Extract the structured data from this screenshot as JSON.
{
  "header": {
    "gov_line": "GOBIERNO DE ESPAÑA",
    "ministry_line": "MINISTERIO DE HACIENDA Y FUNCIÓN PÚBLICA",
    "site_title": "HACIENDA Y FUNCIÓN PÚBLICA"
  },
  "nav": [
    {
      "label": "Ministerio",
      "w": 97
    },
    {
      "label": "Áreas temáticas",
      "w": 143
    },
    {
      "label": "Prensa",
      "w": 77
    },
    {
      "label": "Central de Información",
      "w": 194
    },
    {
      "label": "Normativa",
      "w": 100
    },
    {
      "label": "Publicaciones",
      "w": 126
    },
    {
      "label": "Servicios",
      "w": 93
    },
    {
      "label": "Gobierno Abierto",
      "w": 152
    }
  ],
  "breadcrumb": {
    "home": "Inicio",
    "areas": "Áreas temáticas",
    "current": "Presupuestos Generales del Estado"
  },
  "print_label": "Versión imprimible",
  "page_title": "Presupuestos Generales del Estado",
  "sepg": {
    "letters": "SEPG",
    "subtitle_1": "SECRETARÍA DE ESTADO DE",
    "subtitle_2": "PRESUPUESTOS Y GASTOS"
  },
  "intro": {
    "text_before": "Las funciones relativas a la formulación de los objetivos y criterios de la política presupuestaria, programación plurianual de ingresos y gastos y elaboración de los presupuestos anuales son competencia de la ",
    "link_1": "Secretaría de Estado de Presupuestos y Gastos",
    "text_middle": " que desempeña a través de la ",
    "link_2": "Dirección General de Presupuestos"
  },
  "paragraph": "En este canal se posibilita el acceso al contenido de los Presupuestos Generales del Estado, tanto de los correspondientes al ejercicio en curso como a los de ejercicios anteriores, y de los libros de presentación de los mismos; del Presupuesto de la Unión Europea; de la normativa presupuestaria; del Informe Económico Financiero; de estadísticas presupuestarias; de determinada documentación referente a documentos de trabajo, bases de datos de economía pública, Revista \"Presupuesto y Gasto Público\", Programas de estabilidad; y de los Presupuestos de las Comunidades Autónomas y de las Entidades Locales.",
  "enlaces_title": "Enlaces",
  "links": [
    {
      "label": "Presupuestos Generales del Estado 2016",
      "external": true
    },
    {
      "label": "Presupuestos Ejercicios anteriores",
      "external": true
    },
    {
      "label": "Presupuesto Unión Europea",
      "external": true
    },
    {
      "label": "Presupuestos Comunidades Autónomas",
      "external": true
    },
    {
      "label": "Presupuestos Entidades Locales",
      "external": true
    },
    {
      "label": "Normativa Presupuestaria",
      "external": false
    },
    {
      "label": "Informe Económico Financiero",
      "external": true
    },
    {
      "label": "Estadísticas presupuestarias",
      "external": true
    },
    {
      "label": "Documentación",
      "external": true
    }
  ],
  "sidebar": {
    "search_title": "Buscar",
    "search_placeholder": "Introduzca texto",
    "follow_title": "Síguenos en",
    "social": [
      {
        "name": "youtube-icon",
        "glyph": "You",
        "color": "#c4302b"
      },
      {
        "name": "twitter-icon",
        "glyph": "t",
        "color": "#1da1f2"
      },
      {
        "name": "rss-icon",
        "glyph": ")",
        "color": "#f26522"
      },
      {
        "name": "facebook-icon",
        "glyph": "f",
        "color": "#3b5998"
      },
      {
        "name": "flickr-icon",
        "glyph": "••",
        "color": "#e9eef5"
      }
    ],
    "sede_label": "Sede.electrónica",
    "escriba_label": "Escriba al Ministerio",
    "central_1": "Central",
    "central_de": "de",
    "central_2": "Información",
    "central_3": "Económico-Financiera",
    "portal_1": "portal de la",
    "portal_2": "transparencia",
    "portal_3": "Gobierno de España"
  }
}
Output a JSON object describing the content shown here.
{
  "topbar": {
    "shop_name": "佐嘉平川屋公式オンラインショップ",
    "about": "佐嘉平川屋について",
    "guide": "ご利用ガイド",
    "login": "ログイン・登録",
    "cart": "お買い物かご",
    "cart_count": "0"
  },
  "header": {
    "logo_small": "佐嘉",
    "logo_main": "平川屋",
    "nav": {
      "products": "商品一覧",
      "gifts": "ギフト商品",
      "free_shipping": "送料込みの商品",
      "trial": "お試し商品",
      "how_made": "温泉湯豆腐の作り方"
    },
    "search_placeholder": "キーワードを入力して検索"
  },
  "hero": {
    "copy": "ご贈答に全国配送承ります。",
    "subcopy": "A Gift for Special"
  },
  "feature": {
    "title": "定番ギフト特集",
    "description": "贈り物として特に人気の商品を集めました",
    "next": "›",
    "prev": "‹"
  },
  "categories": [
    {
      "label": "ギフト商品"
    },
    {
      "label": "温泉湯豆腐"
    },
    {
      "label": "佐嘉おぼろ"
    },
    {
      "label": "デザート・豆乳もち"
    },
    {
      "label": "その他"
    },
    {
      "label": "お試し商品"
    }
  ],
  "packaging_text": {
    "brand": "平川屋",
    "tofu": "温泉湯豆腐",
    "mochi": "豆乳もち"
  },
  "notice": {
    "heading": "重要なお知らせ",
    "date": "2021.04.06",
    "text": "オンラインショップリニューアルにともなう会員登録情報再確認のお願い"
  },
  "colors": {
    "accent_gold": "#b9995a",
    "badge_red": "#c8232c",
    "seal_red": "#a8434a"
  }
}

════════════════════

__Instructions to follow__
Extract all of the material exactly as it is written.

__Solution for this task__
Extract the structured data from this screenshot as JSON.
{
  "header": {
    "gov_line": "GOBIERNO DE ESPAÑA",
    "ministry_line": "MINISTERIO DE HACIENDA Y FUNCIÓN PÚBLICA",
    "site_title": "HACIENDA Y FUNCIÓN PÚBLICA"
  },
  "nav": [
    {
      "label": "Ministerio",
      "w": 97
    },
    {
      "label": "Áreas temáticas",
      "w": 143
    },
    {
      "label": "Prensa",
      "w": 77
    },
    {
      "label": "Central de Información",
      "w": 194
    },
    {
      "label": "Normativa",
      "w": 100
    },
    {
      "label": "Publicaciones",
      "w": 126
    },
    {
      "label": "Servicios",
      "w": 93
    },
    {
      "label": "Gobierno Abierto",
      "w": 152
    }
  ],
  "breadcrumb": {
    "home": "Inicio",
    "areas": "Áreas temáticas",
    "current": "Presupuestos Generales del Estado"
  },
  "print_label": "Versión imprimible",
  "page_title": "Presupuestos Generales del Estado",
  "sepg": {
    "letters": "SEPG",
    "subtitle_1": "SECRETARÍA DE ESTADO DE",
    "subtitle_2": "PRESUPUESTOS Y GASTOS"
  },
  "intro": {
    "text_before": "Las funciones relativas a la formulación de los objetivos y criterios de la política presupuestaria, programación plurianual de ingresos y gastos y elaboración de los presupuestos anuales son competencia de la ",
    "link_1": "Secretaría de Estado de Presupuestos y Gastos",
    "text_middle": " que desempeña a través de la ",
    "link_2": "Dirección General de Presupuestos"
  },
  "paragraph": "En este canal se posibilita el acceso al contenido de los Presupuestos Generales del Estado, tanto de los correspondientes al ejercicio en curso como a los de ejercicios anteriores, y de los libros de presentación de los mismos; del Presupuesto de la Unión Europea; de la normativa presupuestaria; del Informe Económico Financiero; de estadísticas presupuestarias; de determinada documentación referente a documentos de trabajo, bases de datos de economía pública, Revista \"Presupuesto y Gasto Público\", Programas de estabilidad; y de los Presupuestos de las Comunidades Autónomas y de las Entidades Locales.",
  "enlaces_title": "Enlaces",
  "links": [
    {
      "label": "Presupuestos Generales del Estado 2016",
      "external": true
    },
    {
      "label": "Presupuestos Ejercicios anteriores",
      "external": true
    },
    {
      "label": "Presupuesto Unión Europea",
      "external": true
    },
    {
      "label": "Presupuestos Comunidades Autónomas",
      "external": true
    },
    {
      "label": "Presupuestos Entidades Locales",
      "external": true
    },
    {
      "label": "Normativa Presupuestaria",
      "external": false
    },
    {
      "label": "Informe Económico Financiero",
      "external": true
    },
    {
      "label": "Estadísticas presupuestarias",
      "external": true
    },
    {
      "label": "Documentación",
      "external": true
    }
  ],
  "sidebar": {
    "search_title": "Buscar",
    "search_placeholder": "Introduzca texto",
    "follow_title": "Síguenos en",
    "social": [
      {
        "name": "youtube-icon",
        "glyph": "You",
        "color": "#c4302b"
      },
      {
        "name": "twitter-icon",
        "glyph": "t",
        "color": "#1da1f2"
      },
      {
        "name": "rss-icon",
        "glyph": ")",
        "color": "#f26522"
      },
      {
        "name": "facebook-icon",
        "glyph": "f",
        "color": "#3b5998"
      },
      {
        "name": "flickr-icon",
        "glyph": "••",
        "color": "#e9eef5"
      }
    ],
    "sede_label": "Sede.electrónica",
    "escriba_label": "Escriba al Ministerio",
    "central_1": "Central",
    "central_de": "de",
    "central_2": "Información",
    "central_3": "Económico-Financiera",
    "portal_1": "portal de la",
    "portal_2": "transparencia",
    "portal_3": "Gobierno de España"
  }
}
Output a JSON object describing the content shown here.
{
  "topbar": {
    "shop_name": "佐嘉平川屋公式オンラインショップ",
    "about": "佐嘉平川屋について",
    "guide": "ご利用ガイド",
    "login": "ログイン・登録",
    "cart": "お買い物かご",
    "cart_count": "0"
  },
  "header": {
    "logo_small": "佐嘉",
    "logo_main": "平川屋",
    "nav": {
      "products": "商品一覧",
      "gifts": "ギフト商品",
      "free_shipping": "送料込みの商品",
      "trial": "お試し商品",
      "how_made": "温泉湯豆腐の作り方"
    },
    "search_placeholder": "キーワードを入力して検索"
  },
  "hero": {
    "copy": "ご贈答に全国配送承ります。",
    "subcopy": "A Gift for Special"
  },
  "feature": {
    "title": "定番ギフト特集",
    "description": "贈り物として特に人気の商品を集めました",
    "next": "›",
    "prev": "‹"
  },
  "categories": [
    {
      "label": "ギフト商品"
    },
    {
      "label": "温泉湯豆腐"
    },
    {
      "label": "佐嘉おぼろ"
    },
    {
      "label": "デザート・豆乳もち"
    },
    {
      "label": "その他"
    },
    {
      "label": "お試し商品"
    }
  ],
  "packaging_text": {
    "brand": "平川屋",
    "tofu": "温泉湯豆腐",
    "mochi": "豆乳もち"
  },
  "notice": {
    "heading": "重要なお知らせ",
    "date": "2021.04.06",
    "text": "オンラインショップリニューアルにともなう会員登録情報再確認のお願い"
  },
  "colors": {
    "accent_gold": "#b9995a",
    "badge_red": "#c8232c",
    "seal_red": "#a8434a"
  }
}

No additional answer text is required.